妻の心理的な姦淫と、その告白にショックを受け、
自らも”秘密”を作るべく、夜の街をさまよい始める。
健康的なアメリカン・エリート役によくはまるトム・クルーズが、
捨てられた仔犬のように傷つき、
セックスをめぐる冒険へと足を踏み入れていくサマを眺めていたら、
サディスティックな歓びがフツフツと湧き上がってきた。
ここまでは楽しかったのだが……。

本作のハイライトは、豪華絢爛な乱交パーティのシーン。
不気味かつ重厚な映像には一見の価値がある。
しかし物語はその後、
なぜかつまらない謎解きに拘る犯罪劇のようなベクトルに向かってしまう。
何てもったいないのだろう!
これでは、中途半端に古風なラブストーリーではないか。

キューブリックは一体なぜ、
あの洋館でトム・クルーズに全裸を曝させなかったのだろうか
(逆に二コール・キッドマンのヌードは、作品中大した意味もなく、
執拗にカット・インされる)?

課題指示 A:
次の(i)〜(iii)のそれぞれが映画評の内容と一致するかどうかを、「はい」か「いいえ」で答えてください。各判断には、根拠となる映画評の語句を正確に引用して添えてください。
(i) 本作のハイライトは乱交パーティのシーンだと述べられている。
(ii) ニコール・キッドマンのヌードには作品中で重要な意味があると述べられている。
(iii) トム・クルーズは健康的なアメリカン・エリート役によくはまる俳優として紹介されている。
課題指示 B:
映画評では、乱交パーティのシーンの映像がどのように評価されていますか。
課題指示 C:
この映画評を、最後の文の後から書き継いでください。

記録情報:
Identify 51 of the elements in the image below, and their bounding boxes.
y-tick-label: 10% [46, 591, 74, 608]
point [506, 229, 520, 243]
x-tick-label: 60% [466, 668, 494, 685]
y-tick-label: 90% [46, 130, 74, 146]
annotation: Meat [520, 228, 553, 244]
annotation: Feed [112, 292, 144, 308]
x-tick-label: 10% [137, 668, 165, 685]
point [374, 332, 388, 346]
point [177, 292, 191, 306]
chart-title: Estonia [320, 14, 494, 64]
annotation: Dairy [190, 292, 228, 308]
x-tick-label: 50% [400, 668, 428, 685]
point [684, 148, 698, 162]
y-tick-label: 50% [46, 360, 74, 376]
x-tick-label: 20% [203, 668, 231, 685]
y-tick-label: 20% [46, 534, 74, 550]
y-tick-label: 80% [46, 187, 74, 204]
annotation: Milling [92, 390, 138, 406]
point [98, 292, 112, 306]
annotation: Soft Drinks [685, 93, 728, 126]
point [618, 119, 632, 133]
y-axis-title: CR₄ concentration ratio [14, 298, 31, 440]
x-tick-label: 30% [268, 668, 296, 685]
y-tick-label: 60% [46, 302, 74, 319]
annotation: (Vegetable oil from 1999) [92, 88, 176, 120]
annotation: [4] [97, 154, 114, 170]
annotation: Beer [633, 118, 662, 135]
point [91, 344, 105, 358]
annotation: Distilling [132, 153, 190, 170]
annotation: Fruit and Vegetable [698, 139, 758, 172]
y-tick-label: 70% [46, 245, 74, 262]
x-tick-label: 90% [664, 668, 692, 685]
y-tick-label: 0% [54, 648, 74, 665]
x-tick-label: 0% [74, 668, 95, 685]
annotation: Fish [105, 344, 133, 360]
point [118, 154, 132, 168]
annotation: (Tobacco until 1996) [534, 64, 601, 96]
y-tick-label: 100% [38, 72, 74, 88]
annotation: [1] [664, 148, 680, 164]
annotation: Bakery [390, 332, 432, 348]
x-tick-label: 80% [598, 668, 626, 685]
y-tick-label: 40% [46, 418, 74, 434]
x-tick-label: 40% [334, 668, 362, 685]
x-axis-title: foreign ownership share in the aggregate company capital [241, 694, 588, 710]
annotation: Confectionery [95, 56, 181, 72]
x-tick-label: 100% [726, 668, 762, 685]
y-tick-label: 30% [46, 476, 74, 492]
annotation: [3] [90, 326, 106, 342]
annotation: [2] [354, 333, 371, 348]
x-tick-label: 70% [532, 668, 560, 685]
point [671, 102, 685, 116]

課題解答 A:
(i) はい。「本作のハイライトは、豪華絢爛な乱交パーティのシーン。」
(ii) いいえ。「作品中大した意味もなく」
(iii) はい。「健康的なアメリカン・エリート役によくはまるトム・クルーズ」

課題解答 B:
不気味かつ重厚で、一見の価値があると評価されています。

課題解答 C:
実現したら、映画史上でもかなりセクシーな名場面として、
人々の記憶に残ったに違いない。
こうした演出上の手加減や、俳優自身の覚悟不足が積み重なり、
作品全体の質が下がってしまった感は、否めない。
やはりトム・クルーズのような能天気俳優は、
キューブリックと組んでも、この程度なんだなぁ……
(その点『ドッグヴィル』でレイプされまくる女を演じた
二コール・キッドマンの役者魂は、かなり立派である)。

そういえばデイヴィット・リンチ監督の
『ツイン・ピークス ローラ・パーマー最期の7日間』も、
堕落した女子高生の”秘密”が物語の鍵となる作品だった。
キリスト教的なオチには肩透かしを食らったが、
一貫しておどろおどろしい演出の印象がすべてを凌駕し、
濃厚なリンチワールドに酔い痴れたものだ。

このテのテーマは最も好きなので、つい評価が厳しくなってしまう。
遺作なだけに、キューブリックにもその底力を見せつけて欲しかった。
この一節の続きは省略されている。